## Objective
From the records, pick out and copy each line containing "informe".

▬▬▬▬▬▬

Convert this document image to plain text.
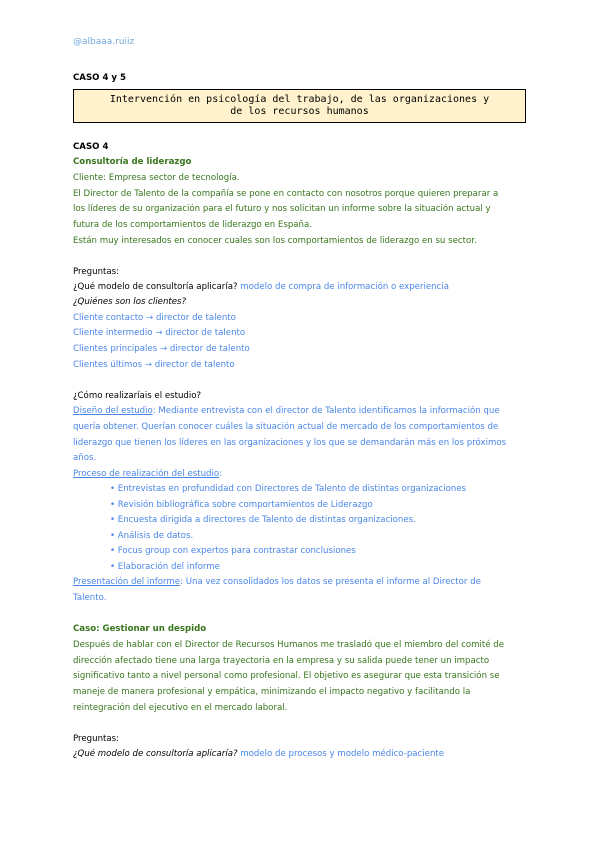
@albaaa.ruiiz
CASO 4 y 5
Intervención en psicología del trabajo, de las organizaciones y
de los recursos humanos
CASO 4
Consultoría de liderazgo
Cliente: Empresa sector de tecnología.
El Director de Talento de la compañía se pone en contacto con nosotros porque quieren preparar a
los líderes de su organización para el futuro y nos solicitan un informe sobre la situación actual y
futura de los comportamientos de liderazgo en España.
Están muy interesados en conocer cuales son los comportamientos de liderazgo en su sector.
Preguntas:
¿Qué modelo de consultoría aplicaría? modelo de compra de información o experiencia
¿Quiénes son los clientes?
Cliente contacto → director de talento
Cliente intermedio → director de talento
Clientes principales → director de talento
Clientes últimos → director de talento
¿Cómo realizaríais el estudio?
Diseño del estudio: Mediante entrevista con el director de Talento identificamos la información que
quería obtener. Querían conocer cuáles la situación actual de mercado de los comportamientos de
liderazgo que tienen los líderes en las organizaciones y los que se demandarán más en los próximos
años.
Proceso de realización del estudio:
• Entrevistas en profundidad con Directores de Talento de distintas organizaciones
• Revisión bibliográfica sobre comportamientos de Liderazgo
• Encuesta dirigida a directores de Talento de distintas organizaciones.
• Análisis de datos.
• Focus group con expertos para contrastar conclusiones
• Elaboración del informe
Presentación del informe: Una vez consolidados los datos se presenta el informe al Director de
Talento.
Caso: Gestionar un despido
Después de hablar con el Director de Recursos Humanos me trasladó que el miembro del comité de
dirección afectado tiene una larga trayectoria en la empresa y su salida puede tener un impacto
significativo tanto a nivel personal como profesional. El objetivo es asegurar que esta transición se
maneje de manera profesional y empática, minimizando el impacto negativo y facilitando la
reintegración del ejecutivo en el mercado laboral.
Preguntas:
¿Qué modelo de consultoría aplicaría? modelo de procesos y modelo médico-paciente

▬▬▬▬▬▬

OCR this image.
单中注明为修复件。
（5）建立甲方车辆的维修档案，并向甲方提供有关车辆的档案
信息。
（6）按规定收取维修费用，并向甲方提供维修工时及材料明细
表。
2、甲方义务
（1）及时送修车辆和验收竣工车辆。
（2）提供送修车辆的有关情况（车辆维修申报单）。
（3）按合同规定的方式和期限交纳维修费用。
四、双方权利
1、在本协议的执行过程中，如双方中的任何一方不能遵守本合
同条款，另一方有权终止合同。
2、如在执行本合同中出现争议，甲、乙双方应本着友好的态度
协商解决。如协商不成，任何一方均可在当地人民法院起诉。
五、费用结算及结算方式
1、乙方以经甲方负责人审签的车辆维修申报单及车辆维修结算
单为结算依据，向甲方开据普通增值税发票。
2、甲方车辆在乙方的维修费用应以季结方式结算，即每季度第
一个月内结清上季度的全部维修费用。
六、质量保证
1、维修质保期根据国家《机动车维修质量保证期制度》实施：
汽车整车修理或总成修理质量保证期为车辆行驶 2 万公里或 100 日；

▬▬▬▬▬▬

## In response
los líderes de su organización para el futuro y nos solicitan un informe sobre la situación actual y
• Elaboración del informe
Presentación del informe: Una vez consolidados los datos se presenta el informe al Director de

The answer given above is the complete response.